>> START
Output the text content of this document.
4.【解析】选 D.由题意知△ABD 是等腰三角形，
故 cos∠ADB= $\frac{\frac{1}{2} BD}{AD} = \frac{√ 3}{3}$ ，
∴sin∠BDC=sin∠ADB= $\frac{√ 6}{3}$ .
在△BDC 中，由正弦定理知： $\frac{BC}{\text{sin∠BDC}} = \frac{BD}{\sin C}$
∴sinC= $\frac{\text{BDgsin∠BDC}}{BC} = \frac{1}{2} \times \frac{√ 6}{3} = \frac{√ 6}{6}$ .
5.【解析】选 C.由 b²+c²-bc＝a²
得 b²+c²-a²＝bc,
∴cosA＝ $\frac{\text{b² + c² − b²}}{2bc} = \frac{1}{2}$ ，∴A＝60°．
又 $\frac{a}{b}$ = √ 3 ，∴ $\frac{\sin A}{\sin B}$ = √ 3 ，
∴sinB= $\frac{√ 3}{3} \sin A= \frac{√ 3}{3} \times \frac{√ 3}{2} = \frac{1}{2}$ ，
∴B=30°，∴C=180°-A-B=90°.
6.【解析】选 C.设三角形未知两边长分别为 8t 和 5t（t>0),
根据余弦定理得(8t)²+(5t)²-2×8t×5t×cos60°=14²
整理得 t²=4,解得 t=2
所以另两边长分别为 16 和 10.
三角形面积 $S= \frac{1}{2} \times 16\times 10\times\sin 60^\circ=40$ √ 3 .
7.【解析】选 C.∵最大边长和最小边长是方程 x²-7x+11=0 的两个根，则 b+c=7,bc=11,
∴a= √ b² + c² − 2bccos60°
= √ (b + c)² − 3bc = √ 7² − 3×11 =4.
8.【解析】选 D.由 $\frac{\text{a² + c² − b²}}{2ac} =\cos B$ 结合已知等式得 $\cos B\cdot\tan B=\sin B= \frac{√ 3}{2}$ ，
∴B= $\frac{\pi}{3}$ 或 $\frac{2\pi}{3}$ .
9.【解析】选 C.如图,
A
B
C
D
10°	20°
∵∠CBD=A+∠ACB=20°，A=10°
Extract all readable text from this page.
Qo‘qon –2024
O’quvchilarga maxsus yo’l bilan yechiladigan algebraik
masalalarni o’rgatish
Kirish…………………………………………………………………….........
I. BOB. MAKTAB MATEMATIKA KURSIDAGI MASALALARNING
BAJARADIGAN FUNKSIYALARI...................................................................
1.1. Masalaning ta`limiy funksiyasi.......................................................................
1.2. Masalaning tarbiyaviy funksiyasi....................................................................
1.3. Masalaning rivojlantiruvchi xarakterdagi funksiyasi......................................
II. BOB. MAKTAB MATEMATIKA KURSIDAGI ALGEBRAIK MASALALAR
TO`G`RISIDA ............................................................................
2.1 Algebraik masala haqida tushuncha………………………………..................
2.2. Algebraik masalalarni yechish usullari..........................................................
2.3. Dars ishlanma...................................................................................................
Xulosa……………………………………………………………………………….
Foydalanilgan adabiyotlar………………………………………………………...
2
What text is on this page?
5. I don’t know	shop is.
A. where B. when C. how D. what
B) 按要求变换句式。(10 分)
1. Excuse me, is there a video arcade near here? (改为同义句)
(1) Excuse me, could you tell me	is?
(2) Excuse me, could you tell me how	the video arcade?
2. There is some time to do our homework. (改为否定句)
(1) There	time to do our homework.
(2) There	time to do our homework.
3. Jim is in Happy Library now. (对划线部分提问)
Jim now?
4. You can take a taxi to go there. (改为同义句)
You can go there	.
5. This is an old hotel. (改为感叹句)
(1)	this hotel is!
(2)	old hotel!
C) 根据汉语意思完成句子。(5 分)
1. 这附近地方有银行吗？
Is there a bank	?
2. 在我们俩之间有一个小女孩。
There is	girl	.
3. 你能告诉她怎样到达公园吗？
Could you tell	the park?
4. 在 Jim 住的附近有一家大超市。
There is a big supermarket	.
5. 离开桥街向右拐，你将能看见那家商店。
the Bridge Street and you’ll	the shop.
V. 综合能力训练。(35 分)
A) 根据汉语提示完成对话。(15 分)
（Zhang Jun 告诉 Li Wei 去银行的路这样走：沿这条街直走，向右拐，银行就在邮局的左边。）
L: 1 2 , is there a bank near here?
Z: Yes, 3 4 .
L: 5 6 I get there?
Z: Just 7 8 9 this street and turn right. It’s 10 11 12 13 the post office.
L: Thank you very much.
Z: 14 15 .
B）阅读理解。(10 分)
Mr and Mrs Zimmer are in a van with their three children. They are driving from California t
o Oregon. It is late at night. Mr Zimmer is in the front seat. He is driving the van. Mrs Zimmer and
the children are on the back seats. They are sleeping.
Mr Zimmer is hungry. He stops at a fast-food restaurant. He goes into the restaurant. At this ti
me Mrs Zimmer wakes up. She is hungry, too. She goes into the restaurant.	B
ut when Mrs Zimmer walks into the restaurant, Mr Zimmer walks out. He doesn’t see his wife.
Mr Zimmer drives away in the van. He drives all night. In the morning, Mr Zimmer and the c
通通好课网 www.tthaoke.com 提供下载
>> END
Using the exact wording, write out all of the records.

• [EXERCISE OUTPUT]
Output the text content of this document.
4.【解析】选 D.由题意知△ABD 是等腰三角形，
故 cos∠ADB= $\frac{\frac{1}{2} BD}{AD} = \frac{√ 3}{3}$ ，
∴sin∠BDC=sin∠ADB= $\frac{√ 6}{3}$ .
在△BDC 中，由正弦定理知： $\frac{BC}{\text{sin∠BDC}} = \frac{BD}{\sin C}$
∴sinC= $\frac{\text{BDgsin∠BDC}}{BC} = \frac{1}{2} \times \frac{√ 6}{3} = \frac{√ 6}{6}$ .
5.【解析】选 C.由 b²+c²-bc＝a²
得 b²+c²-a²＝bc,
∴cosA＝ $\frac{\text{b² + c² − b²}}{2bc} = \frac{1}{2}$ ，∴A＝60°．
又 $\frac{a}{b}$ = √ 3 ，∴ $\frac{\sin A}{\sin B}$ = √ 3 ，
∴sinB= $\frac{√ 3}{3} \sin A= \frac{√ 3}{3} \times \frac{√ 3}{2} = \frac{1}{2}$ ，
∴B=30°，∴C=180°-A-B=90°.
6.【解析】选 C.设三角形未知两边长分别为 8t 和 5t（t>0),
根据余弦定理得(8t)²+(5t)²-2×8t×5t×cos60°=14²
整理得 t²=4,解得 t=2
所以另两边长分别为 16 和 10.
三角形面积 $S= \frac{1}{2} \times 16\times 10\times\sin 60^\circ=40$ √ 3 .
7.【解析】选 C.∵最大边长和最小边长是方程 x²-7x+11=0 的两个根，则 b+c=7,bc=11,
∴a= √ b² + c² − 2bccos60°
= √ (b + c)² − 3bc = √ 7² − 3×11 =4.
8.【解析】选 D.由 $\frac{\text{a² + c² − b²}}{2ac} =\cos B$ 结合已知等式得 $\cos B\cdot\tan B=\sin B= \frac{√ 3}{2}$ ，
∴B= $\frac{\pi}{3}$ 或 $\frac{2\pi}{3}$ .
9.【解析】选 C.如图,
A
B
C
D
10°	20°
∵∠CBD=A+∠ACB=20°，A=10°
Extract all readable text from this page.
Qo‘qon –2024
O’quvchilarga maxsus yo’l bilan yechiladigan algebraik
masalalarni o’rgatish
Kirish…………………………………………………………………….........
I. BOB. MAKTAB MATEMATIKA KURSIDAGI MASALALARNING
BAJARADIGAN FUNKSIYALARI...................................................................
1.1. Masalaning ta`limiy funksiyasi.......................................................................
1.2. Masalaning tarbiyaviy funksiyasi....................................................................
1.3. Masalaning rivojlantiruvchi xarakterdagi funksiyasi......................................
II. BOB. MAKTAB MATEMATIKA KURSIDAGI ALGEBRAIK MASALALAR
TO`G`RISIDA ............................................................................
2.1 Algebraik masala haqida tushuncha………………………………..................
2.2. Algebraik masalalarni yechish usullari..........................................................
2.3. Dars ishlanma...................................................................................................
Xulosa……………………………………………………………………………….
Foydalanilgan adabiyotlar………………………………………………………...
2
What text is on this page?
5. I don’t know	shop is.
A. where B. when C. how D. what
B) 按要求变换句式。(10 分)
1. Excuse me, is there a video arcade near here? (改为同义句)
(1) Excuse me, could you tell me	is?
(2) Excuse me, could you tell me how	the video arcade?
2. There is some time to do our homework. (改为否定句)
(1) There	time to do our homework.
(2) There	time to do our homework.
3. Jim is in Happy Library now. (对划线部分提问)
Jim now?
4. You can take a taxi to go there. (改为同义句)
You can go there	.
5. This is an old hotel. (改为感叹句)
(1)	this hotel is!
(2)	old hotel!
C) 根据汉语意思完成句子。(5 分)
1. 这附近地方有银行吗？
Is there a bank	?
2. 在我们俩之间有一个小女孩。
There is	girl	.
3. 你能告诉她怎样到达公园吗？
Could you tell	the park?
4. 在 Jim 住的附近有一家大超市。
There is a big supermarket	.
5. 离开桥街向右拐，你将能看见那家商店。
the Bridge Street and you’ll	the shop.
V. 综合能力训练。(35 分)
A) 根据汉语提示完成对话。(15 分)
（Zhang Jun 告诉 Li Wei 去银行的路这样走：沿这条街直走，向右拐，银行就在邮局的左边。）
L: 1 2 , is there a bank near here?
Z: Yes, 3 4 .
L: 5 6 I get there?
Z: Just 7 8 9 this street and turn right. It’s 10 11 12 13 the post office.
L: Thank you very much.
Z: 14 15 .
B）阅读理解。(10 分)
Mr and Mrs Zimmer are in a van with their three children. They are driving from California t
o Oregon. It is late at night. Mr Zimmer is in the front seat. He is driving the van. Mrs Zimmer and
the children are on the back seats. They are sleeping.
Mr Zimmer is hungry. He stops at a fast-food restaurant. He goes into the restaurant. At this ti
me Mrs Zimmer wakes up. She is hungry, too. She goes into the restaurant.	B
ut when Mrs Zimmer walks into the restaurant, Mr Zimmer walks out. He doesn’t see his wife.
Mr Zimmer drives away in the van. He drives all night. In the morning, Mr Zimmer and the c
通通好课网 www.tthaoke.com 提供下载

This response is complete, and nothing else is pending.